§ **Objective**:
Set down all of the data exactly as it appears.

Stored items
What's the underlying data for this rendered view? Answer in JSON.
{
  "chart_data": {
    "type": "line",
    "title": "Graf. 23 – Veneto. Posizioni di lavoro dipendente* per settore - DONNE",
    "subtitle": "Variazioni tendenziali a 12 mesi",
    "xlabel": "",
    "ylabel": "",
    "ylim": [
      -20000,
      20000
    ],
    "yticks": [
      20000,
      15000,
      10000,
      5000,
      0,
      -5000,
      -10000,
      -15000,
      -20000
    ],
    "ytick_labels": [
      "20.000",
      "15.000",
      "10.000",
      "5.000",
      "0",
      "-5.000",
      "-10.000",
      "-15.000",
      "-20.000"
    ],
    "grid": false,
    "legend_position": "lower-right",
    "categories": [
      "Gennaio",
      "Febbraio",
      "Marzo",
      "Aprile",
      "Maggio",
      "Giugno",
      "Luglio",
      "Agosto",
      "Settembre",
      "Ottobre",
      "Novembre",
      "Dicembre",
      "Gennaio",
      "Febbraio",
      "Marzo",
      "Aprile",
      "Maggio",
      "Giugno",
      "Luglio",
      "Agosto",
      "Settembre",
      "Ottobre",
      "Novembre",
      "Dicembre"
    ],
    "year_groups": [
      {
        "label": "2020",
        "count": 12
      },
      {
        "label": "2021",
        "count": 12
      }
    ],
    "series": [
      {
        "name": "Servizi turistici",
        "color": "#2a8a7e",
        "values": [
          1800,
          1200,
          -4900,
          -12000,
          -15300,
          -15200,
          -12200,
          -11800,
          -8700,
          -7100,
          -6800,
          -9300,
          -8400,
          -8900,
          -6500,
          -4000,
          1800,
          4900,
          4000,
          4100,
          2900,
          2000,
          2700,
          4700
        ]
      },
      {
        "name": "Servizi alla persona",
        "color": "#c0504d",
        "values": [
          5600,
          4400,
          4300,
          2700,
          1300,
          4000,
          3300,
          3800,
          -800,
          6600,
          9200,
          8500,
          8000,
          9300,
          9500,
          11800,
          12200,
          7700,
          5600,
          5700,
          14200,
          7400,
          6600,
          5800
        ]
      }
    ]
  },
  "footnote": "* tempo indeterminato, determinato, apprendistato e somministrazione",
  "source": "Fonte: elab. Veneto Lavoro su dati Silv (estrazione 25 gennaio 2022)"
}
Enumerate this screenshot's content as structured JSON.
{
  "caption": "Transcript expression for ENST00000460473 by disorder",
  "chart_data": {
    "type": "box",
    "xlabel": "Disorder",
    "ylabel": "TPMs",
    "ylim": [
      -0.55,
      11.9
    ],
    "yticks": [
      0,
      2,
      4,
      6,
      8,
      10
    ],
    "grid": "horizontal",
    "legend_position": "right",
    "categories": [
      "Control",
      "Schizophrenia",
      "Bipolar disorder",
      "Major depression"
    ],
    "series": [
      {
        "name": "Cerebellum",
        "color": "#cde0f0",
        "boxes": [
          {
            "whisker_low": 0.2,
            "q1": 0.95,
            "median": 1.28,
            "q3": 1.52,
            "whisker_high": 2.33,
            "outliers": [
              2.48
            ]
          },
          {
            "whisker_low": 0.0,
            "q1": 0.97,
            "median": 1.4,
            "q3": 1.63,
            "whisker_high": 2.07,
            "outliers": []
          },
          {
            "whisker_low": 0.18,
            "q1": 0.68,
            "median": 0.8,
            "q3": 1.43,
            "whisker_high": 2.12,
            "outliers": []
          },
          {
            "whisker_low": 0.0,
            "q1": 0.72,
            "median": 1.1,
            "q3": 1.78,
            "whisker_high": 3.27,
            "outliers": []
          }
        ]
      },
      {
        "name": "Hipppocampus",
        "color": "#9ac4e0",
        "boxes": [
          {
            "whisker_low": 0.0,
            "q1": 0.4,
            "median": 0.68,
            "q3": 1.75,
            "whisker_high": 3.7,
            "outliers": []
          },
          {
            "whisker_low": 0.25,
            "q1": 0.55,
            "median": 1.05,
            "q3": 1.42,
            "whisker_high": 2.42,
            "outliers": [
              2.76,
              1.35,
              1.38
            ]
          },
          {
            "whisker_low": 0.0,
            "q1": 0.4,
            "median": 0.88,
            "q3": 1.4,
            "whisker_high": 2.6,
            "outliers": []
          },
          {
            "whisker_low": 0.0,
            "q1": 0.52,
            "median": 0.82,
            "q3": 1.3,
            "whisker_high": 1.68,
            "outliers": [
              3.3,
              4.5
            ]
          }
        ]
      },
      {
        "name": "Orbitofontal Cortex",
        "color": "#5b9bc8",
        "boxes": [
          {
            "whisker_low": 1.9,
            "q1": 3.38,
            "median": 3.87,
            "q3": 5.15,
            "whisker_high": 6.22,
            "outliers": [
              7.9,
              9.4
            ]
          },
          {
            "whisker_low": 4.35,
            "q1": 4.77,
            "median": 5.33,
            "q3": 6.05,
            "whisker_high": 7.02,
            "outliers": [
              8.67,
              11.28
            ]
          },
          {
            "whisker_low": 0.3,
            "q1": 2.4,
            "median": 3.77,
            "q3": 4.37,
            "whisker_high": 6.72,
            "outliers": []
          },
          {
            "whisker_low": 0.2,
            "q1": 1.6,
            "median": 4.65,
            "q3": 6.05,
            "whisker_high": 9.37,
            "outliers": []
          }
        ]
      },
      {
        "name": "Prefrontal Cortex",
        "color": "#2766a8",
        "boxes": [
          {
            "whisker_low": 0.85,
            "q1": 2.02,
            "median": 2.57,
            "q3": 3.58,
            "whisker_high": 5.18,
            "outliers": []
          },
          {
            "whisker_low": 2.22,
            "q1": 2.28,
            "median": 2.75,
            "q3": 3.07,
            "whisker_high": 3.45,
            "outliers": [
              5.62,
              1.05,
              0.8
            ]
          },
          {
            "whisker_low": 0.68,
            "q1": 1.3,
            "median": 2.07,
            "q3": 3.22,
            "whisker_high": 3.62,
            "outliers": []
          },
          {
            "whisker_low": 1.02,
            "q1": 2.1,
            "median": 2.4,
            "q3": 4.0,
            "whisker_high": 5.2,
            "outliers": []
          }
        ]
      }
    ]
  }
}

§ **Result for this task**:
What's the underlying data for this rendered view? Answer in JSON.
{
  "chart_data": {
    "type": "line",
    "title": "Graf. 23 – Veneto. Posizioni di lavoro dipendente* per settore - DONNE",
    "subtitle": "Variazioni tendenziali a 12 mesi",
    "xlabel": "",
    "ylabel": "",
    "ylim": [
      -20000,
      20000
    ],
    "yticks": [
      20000,
      15000,
      10000,
      5000,
      0,
      -5000,
      -10000,
      -15000,
      -20000
    ],
    "ytick_labels": [
      "20.000",
      "15.000",
      "10.000",
      "5.000",
      "0",
      "-5.000",
      "-10.000",
      "-15.000",
      "-20.000"
    ],
    "grid": false,
    "legend_position": "lower-right",
    "categories": [
      "Gennaio",
      "Febbraio",
      "Marzo",
      "Aprile",
      "Maggio",
      "Giugno",
      "Luglio",
      "Agosto",
      "Settembre",
      "Ottobre",
      "Novembre",
      "Dicembre",
      "Gennaio",
      "Febbraio",
      "Marzo",
      "Aprile",
      "Maggio",
      "Giugno",
      "Luglio",
      "Agosto",
      "Settembre",
      "Ottobre",
      "Novembre",
      "Dicembre"
    ],
    "year_groups": [
      {
        "label": "2020",
        "count": 12
      },
      {
        "label": "2021",
        "count": 12
      }
    ],
    "series": [
      {
        "name": "Servizi turistici",
        "color": "#2a8a7e",
        "values": [
          1800,
          1200,
          -4900,
          -12000,
          -15300,
          -15200,
          -12200,
          -11800,
          -8700,
          -7100,
          -6800,
          -9300,
          -8400,
          -8900,
          -6500,
          -4000,
          1800,
          4900,
          4000,
          4100,
          2900,
          2000,
          2700,
          4700
        ]
      },
      {
        "name": "Servizi alla persona",
        "color": "#c0504d",
        "values": [
          5600,
          4400,
          4300,
          2700,
          1300,
          4000,
          3300,
          3800,
          -800,
          6600,
          9200,
          8500,
          8000,
          9300,
          9500,
          11800,
          12200,
          7700,
          5600,
          5700,
          14200,
          7400,
          6600,
          5800
        ]
      }
    ]
  },
  "footnote": "* tempo indeterminato, determinato, apprendistato e somministrazione",
  "source": "Fonte: elab. Veneto Lavoro su dati Silv (estrazione 25 gennaio 2022)"
}
Enumerate this screenshot's content as structured JSON.
{
  "caption": "Transcript expression for ENST00000460473 by disorder",
  "chart_data": {
    "type": "box",
    "xlabel": "Disorder",
    "ylabel": "TPMs",
    "ylim": [
      -0.55,
      11.9
    ],
    "yticks": [
      0,
      2,
      4,
      6,
      8,
      10
    ],
    "grid": "horizontal",
    "legend_position": "right",
    "categories": [
      "Control",
      "Schizophrenia",
      "Bipolar disorder",
      "Major depression"
    ],
    "series": [
      {
        "name": "Cerebellum",
        "color": "#cde0f0",
        "boxes": [
          {
            "whisker_low": 0.2,
            "q1": 0.95,
            "median": 1.28,
            "q3": 1.52,
            "whisker_high": 2.33,
            "outliers": [
              2.48
            ]
          },
          {
            "whisker_low": 0.0,
            "q1": 0.97,
            "median": 1.4,
            "q3": 1.63,
            "whisker_high": 2.07,
            "outliers": []
          },
          {
            "whisker_low": 0.18,
            "q1": 0.68,
            "median": 0.8,
            "q3": 1.43,
            "whisker_high": 2.12,
            "outliers": []
          },
          {
            "whisker_low": 0.0,
            "q1": 0.72,
            "median": 1.1,
            "q3": 1.78,
            "whisker_high": 3.27,
            "outliers": []
          }
        ]
      },
      {
        "name": "Hipppocampus",
        "color": "#9ac4e0",
        "boxes": [
          {
            "whisker_low": 0.0,
            "q1": 0.4,
            "median": 0.68,
            "q3": 1.75,
            "whisker_high": 3.7,
            "outliers": []
          },
          {
            "whisker_low": 0.25,
            "q1": 0.55,
            "median": 1.05,
            "q3": 1.42,
            "whisker_high": 2.42,
            "outliers": [
              2.76,
              1.35,
              1.38
            ]
          },
          {
            "whisker_low": 0.0,
            "q1": 0.4,
            "median": 0.88,
            "q3": 1.4,
            "whisker_high": 2.6,
            "outliers": []
          },
          {
            "whisker_low": 0.0,
            "q1": 0.52,
            "median": 0.82,
            "q3": 1.3,
            "whisker_high": 1.68,
            "outliers": [
              3.3,
              4.5
            ]
          }
        ]
      },
      {
        "name": "Orbitofontal Cortex",
        "color": "#5b9bc8",
        "boxes": [
          {
            "whisker_low": 1.9,
            "q1": 3.38,
            "median": 3.87,
            "q3": 5.15,
            "whisker_high": 6.22,
            "outliers": [
              7.9,
              9.4
            ]
          },
          {
            "whisker_low": 4.35,
            "q1": 4.77,
            "median": 5.33,
            "q3": 6.05,
            "whisker_high": 7.02,
            "outliers": [
              8.67,
              11.28
            ]
          },
          {
            "whisker_low": 0.3,
            "q1": 2.4,
            "median": 3.77,
            "q3": 4.37,
            "whisker_high": 6.72,
            "outliers": []
          },
          {
            "whisker_low": 0.2,
            "q1": 1.6,
            "median": 4.65,
            "q3": 6.05,
            "whisker_high": 9.37,
            "outliers": []
          }
        ]
      },
      {
        "name": "Prefrontal Cortex",
        "color": "#2766a8",
        "boxes": [
          {
            "whisker_low": 0.85,
            "q1": 2.02,
            "median": 2.57,
            "q3": 3.58,
            "whisker_high": 5.18,
            "outliers": []
          },
          {
            "whisker_low": 2.22,
            "q1": 2.28,
            "median": 2.75,
            "q3": 3.07,
            "whisker_high": 3.45,
            "outliers": [
              5.62,
              1.05,
              0.8
            ]
          },
          {
            "whisker_low": 0.68,
            "q1": 1.3,
            "median": 2.07,
            "q3": 3.22,
            "whisker_high": 3.62,
            "outliers": []
          },
          {
            "whisker_low": 1.02,
            "q1": 2.1,
            "median": 2.4,
            "q3": 4.0,
            "whisker_high": 5.2,
            "outliers": []
          }
        ]
      }
    ]
  }
}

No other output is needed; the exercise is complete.